● What you will do: Write the records below out in full, character for character, with no pictures.

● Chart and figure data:

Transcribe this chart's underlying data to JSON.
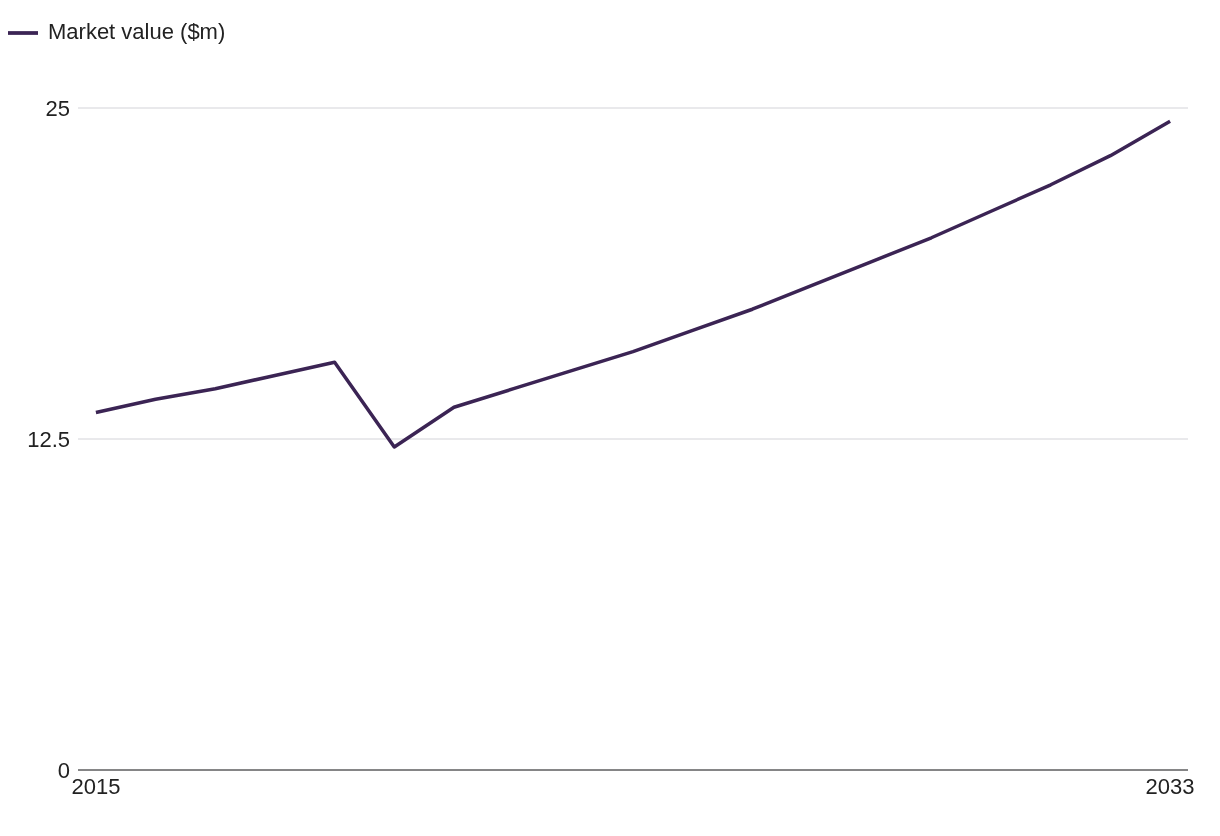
{
  "chart_data": {
    "type": "line",
    "x": [
      2015,
      2016,
      2017,
      2018,
      2019,
      2020,
      2021,
      2022,
      2023,
      2024,
      2025,
      2026,
      2027,
      2028,
      2029,
      2030,
      2031,
      2032,
      2033
    ],
    "series": [
      {
        "name": "Market value ($m)",
        "color": "#3b2454",
        "values": [
          13.5,
          14.0,
          14.4,
          14.9,
          15.4,
          12.2,
          13.7,
          14.4,
          15.1,
          15.8,
          16.6,
          17.4,
          18.3,
          19.2,
          20.1,
          21.1,
          22.1,
          23.2,
          24.5
        ]
      }
    ],
    "xlim": [
      2014.7,
      2033.3
    ],
    "xticks": [
      2015,
      2033
    ],
    "ylim": [
      0,
      25
    ],
    "yticks": [
      0,
      12.5,
      25
    ],
    "grid": "y",
    "legend": "top left",
    "marker": "none",
    "line_style": "solid"
  }
}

● The completed task:
Transcribe this chart's underlying data to JSON.
{
  "chart_data": {
    "type": "line",
    "x": [
      2015,
      2016,
      2017,
      2018,
      2019,
      2020,
      2021,
      2022,
      2023,
      2024,
      2025,
      2026,
      2027,
      2028,
      2029,
      2030,
      2031,
      2032,
      2033
    ],
    "series": [
      {
        "name": "Market value ($m)",
        "color": "#3b2454",
        "values": [
          13.5,
          14.0,
          14.4,
          14.9,
          15.4,
          12.2,
          13.7,
          14.4,
          15.1,
          15.8,
          16.6,
          17.4,
          18.3,
          19.2,
          20.1,
          21.1,
          22.1,
          23.2,
          24.5
        ]
      }
    ],
    "xlim": [
      2014.7,
      2033.3
    ],
    "xticks": [
      2015,
      2033
    ],
    "ylim": [
      0,
      25
    ],
    "yticks": [
      0,
      12.5,
      25
    ],
    "grid": "y",
    "legend": "top left",
    "marker": "none",
    "line_style": "solid"
  }
}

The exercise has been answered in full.